DATA FOR THIS EXERCISE.
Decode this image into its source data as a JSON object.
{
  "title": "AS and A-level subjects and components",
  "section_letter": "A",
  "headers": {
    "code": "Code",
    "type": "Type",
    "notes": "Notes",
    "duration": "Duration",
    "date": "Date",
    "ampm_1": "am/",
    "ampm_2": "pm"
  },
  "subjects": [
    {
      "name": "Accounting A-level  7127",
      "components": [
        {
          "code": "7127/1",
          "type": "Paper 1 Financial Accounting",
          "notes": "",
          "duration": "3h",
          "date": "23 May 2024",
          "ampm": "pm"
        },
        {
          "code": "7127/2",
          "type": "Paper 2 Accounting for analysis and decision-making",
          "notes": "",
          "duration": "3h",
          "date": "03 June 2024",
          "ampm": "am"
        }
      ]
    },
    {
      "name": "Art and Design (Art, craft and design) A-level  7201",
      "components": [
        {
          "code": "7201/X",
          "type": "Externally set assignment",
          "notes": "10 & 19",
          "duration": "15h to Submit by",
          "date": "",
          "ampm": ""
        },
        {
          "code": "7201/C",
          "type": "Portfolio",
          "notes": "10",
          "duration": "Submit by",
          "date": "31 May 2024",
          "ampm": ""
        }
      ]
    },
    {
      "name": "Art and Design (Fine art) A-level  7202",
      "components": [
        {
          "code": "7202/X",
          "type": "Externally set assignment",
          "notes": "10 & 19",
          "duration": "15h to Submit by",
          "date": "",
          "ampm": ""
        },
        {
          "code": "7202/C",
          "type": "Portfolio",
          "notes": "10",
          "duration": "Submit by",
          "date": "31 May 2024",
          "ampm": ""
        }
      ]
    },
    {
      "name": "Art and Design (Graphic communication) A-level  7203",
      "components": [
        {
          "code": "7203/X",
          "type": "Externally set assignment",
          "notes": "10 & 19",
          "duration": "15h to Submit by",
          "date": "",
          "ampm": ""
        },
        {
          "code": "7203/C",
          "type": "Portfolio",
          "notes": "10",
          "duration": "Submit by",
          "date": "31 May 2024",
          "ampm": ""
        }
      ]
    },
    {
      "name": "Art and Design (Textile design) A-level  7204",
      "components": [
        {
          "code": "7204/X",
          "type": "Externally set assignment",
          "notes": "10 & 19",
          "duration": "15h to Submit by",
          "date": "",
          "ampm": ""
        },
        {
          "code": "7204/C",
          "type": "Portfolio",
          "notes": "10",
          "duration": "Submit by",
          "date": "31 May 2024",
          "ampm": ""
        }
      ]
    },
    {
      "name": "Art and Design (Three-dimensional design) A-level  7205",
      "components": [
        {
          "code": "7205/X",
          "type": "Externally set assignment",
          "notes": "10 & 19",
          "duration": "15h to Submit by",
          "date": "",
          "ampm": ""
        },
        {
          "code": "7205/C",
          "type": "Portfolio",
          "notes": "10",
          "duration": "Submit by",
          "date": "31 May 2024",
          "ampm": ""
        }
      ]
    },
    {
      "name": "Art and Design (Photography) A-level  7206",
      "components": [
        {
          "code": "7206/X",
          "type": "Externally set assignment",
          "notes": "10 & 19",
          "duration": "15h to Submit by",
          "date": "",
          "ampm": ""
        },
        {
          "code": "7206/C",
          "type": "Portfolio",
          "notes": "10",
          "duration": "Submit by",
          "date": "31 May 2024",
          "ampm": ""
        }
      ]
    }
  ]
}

JOB. Write an exact transcription of every entry above.

SOLUTION TO THE PROBLEM.
Decode this image into its source data as a JSON object.
{
  "title": "AS and A-level subjects and components",
  "section_letter": "A",
  "headers": {
    "code": "Code",
    "type": "Type",
    "notes": "Notes",
    "duration": "Duration",
    "date": "Date",
    "ampm_1": "am/",
    "ampm_2": "pm"
  },
  "subjects": [
    {
      "name": "Accounting A-level  7127",
      "components": [
        {
          "code": "7127/1",
          "type": "Paper 1 Financial Accounting",
          "notes": "",
          "duration": "3h",
          "date": "23 May 2024",
          "ampm": "pm"
        },
        {
          "code": "7127/2",
          "type": "Paper 2 Accounting for analysis and decision-making",
          "notes": "",
          "duration": "3h",
          "date": "03 June 2024",
          "ampm": "am"
        }
      ]
    },
    {
      "name": "Art and Design (Art, craft and design) A-level  7201",
      "components": [
        {
          "code": "7201/X",
          "type": "Externally set assignment",
          "notes": "10 & 19",
          "duration": "15h to Submit by",
          "date": "",
          "ampm": ""
        },
        {
          "code": "7201/C",
          "type": "Portfolio",
          "notes": "10",
          "duration": "Submit by",
          "date": "31 May 2024",
          "ampm": ""
        }
      ]
    },
    {
      "name": "Art and Design (Fine art) A-level  7202",
      "components": [
        {
          "code": "7202/X",
          "type": "Externally set assignment",
          "notes": "10 & 19",
          "duration": "15h to Submit by",
          "date": "",
          "ampm": ""
        },
        {
          "code": "7202/C",
          "type": "Portfolio",
          "notes": "10",
          "duration": "Submit by",
          "date": "31 May 2024",
          "ampm": ""
        }
      ]
    },
    {
      "name": "Art and Design (Graphic communication) A-level  7203",
      "components": [
        {
          "code": "7203/X",
          "type": "Externally set assignment",
          "notes": "10 & 19",
          "duration": "15h to Submit by",
          "date": "",
          "ampm": ""
        },
        {
          "code": "7203/C",
          "type": "Portfolio",
          "notes": "10",
          "duration": "Submit by",
          "date": "31 May 2024",
          "ampm": ""
        }
      ]
    },
    {
      "name": "Art and Design (Textile design) A-level  7204",
      "components": [
        {
          "code": "7204/X",
          "type": "Externally set assignment",
          "notes": "10 & 19",
          "duration": "15h to Submit by",
          "date": "",
          "ampm": ""
        },
        {
          "code": "7204/C",
          "type": "Portfolio",
          "notes": "10",
          "duration": "Submit by",
          "date": "31 May 2024",
          "ampm": ""
        }
      ]
    },
    {
      "name": "Art and Design (Three-dimensional design) A-level  7205",
      "components": [
        {
          "code": "7205/X",
          "type": "Externally set assignment",
          "notes": "10 & 19",
          "duration": "15h to Submit by",
          "date": "",
          "ampm": ""
        },
        {
          "code": "7205/C",
          "type": "Portfolio",
          "notes": "10",
          "duration": "Submit by",
          "date": "31 May 2024",
          "ampm": ""
        }
      ]
    },
    {
      "name": "Art and Design (Photography) A-level  7206",
      "components": [
        {
          "code": "7206/X",
          "type": "Externally set assignment",
          "notes": "10 & 19",
          "duration": "15h to Submit by",
          "date": "",
          "ampm": ""
        },
        {
          "code": "7206/C",
          "type": "Portfolio",
          "notes": "10",
          "duration": "Submit by",
          "date": "31 May 2024",
          "ampm": ""
        }
      ]
    }
  ]
}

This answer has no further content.